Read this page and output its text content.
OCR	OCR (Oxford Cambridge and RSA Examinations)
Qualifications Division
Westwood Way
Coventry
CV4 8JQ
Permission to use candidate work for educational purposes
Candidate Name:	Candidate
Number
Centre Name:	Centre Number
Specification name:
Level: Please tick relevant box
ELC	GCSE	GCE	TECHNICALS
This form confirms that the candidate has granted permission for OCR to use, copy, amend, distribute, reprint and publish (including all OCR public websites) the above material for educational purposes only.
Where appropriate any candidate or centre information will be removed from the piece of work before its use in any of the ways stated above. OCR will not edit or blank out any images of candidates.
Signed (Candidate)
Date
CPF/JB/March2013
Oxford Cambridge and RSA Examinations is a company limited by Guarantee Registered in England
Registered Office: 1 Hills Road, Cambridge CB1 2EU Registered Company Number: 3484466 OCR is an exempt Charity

TO BE DONE – Repeat the listing in full, keeping every line exactly as it is.

RESULT OF THIS TASK –
Read this page and output its text content.
OCR	OCR (Oxford Cambridge and RSA Examinations)
Qualifications Division
Westwood Way
Coventry
CV4 8JQ
Permission to use candidate work for educational purposes
Candidate Name:	Candidate
Number
Centre Name:	Centre Number
Specification name:
Level: Please tick relevant box
ELC	GCSE	GCE	TECHNICALS
This form confirms that the candidate has granted permission for OCR to use, copy, amend, distribute, reprint and publish (including all OCR public websites) the above material for educational purposes only.
Where appropriate any candidate or centre information will be removed from the piece of work before its use in any of the ways stated above. OCR will not edit or blank out any images of candidates.
Signed (Candidate)
Date
CPF/JB/March2013
Oxford Cambridge and RSA Examinations is a company limited by Guarantee Registered in England
Registered Office: 1 Hills Road, Cambridge CB1 2EU Registered Company Number: 3484466 OCR is an exempt Charity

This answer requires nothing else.